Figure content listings
● ● ●

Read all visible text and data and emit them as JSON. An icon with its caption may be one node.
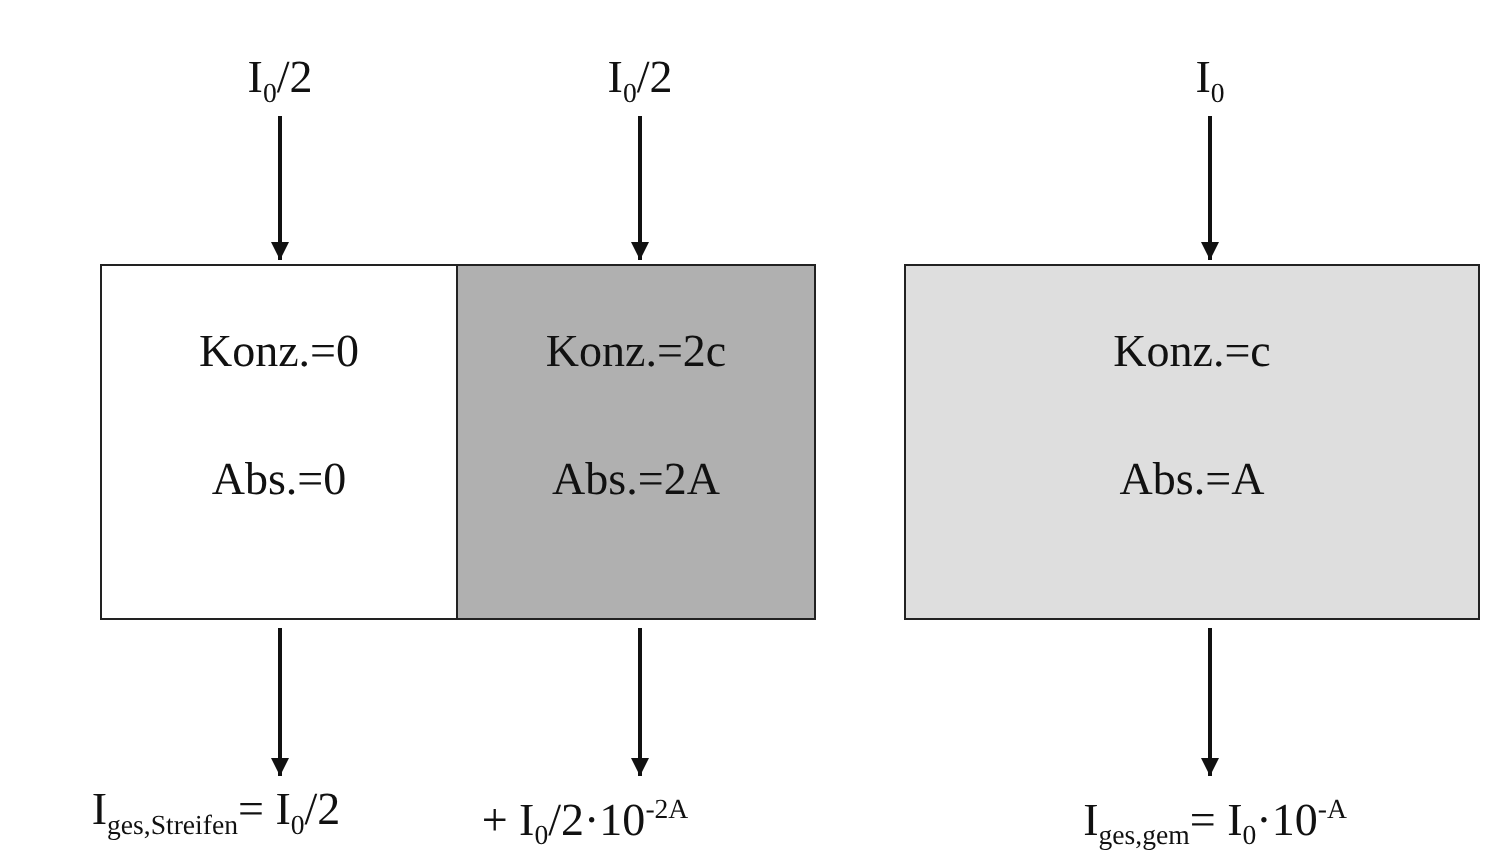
{
  "diagram": {
    "nodes": [
      {
        "text": [
          "I$_{0}$/2"
        ]
      },
      {
        "text": [
          "I$_{0}$/2"
        ]
      },
      {
        "text": [
          "I$_{0}$"
        ]
      },
      {
        "text": [
          "Konz.=0",
          "Abs.=0"
        ]
      },
      {
        "text": [
          "Konz.=2c",
          "Abs.=2A"
        ]
      },
      {
        "text": [
          "Konz.=c",
          "Abs.=A"
        ]
      },
      {
        "text": [
          "I$_{ges,Streifen}$= I$_{0}$/2"
        ]
      },
      {
        "text": [
          "+ I$_{0}$/2·10$^{-2A}$"
        ]
      },
      {
        "text": [
          "I$_{ges,gem}$= I$_{0}$·10$^{-A}$"
        ]
      }
    ],
    "edges": [
      {
        "from": 0,
        "to": 3,
        "arrow": "to"
      },
      {
        "from": 1,
        "to": 4,
        "arrow": "to"
      },
      {
        "from": 2,
        "to": 5,
        "arrow": "to"
      },
      {
        "from": 3,
        "to": 6,
        "arrow": "to"
      },
      {
        "from": 4,
        "to": 7,
        "arrow": "to"
      },
      {
        "from": 5,
        "to": 8,
        "arrow": "to"
      }
    ]
  }
}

● ● ●

**WHAT IS BEING ASKED**
Using the data above, print every line exactly, omitting pictures.

**WRITTEN ANSWER**
Read all visible text and data and emit them as JSON. An icon with its caption may be one node.
{
  "diagram": {
    "nodes": [
      {
        "text": [
          "I$_{0}$/2"
        ]
      },
      {
        "text": [
          "I$_{0}$/2"
        ]
      },
      {
        "text": [
          "I$_{0}$"
        ]
      },
      {
        "text": [
          "Konz.=0",
          "Abs.=0"
        ]
      },
      {
        "text": [
          "Konz.=2c",
          "Abs.=2A"
        ]
      },
      {
        "text": [
          "Konz.=c",
          "Abs.=A"
        ]
      },
      {
        "text": [
          "I$_{ges,Streifen}$= I$_{0}$/2"
        ]
      },
      {
        "text": [
          "+ I$_{0}$/2·10$^{-2A}$"
        ]
      },
      {
        "text": [
          "I$_{ges,gem}$= I$_{0}$·10$^{-A}$"
        ]
      }
    ],
    "edges": [
      {
        "from": 0,
        "to": 3,
        "arrow": "to"
      },
      {
        "from": 1,
        "to": 4,
        "arrow": "to"
      },
      {
        "from": 2,
        "to": 5,
        "arrow": "to"
      },
      {
        "from": 3,
        "to": 6,
        "arrow": "to"
      },
      {
        "from": 4,
        "to": 7,
        "arrow": "to"
      },
      {
        "from": 5,
        "to": 8,
        "arrow": "to"
      }
    ]
  }
}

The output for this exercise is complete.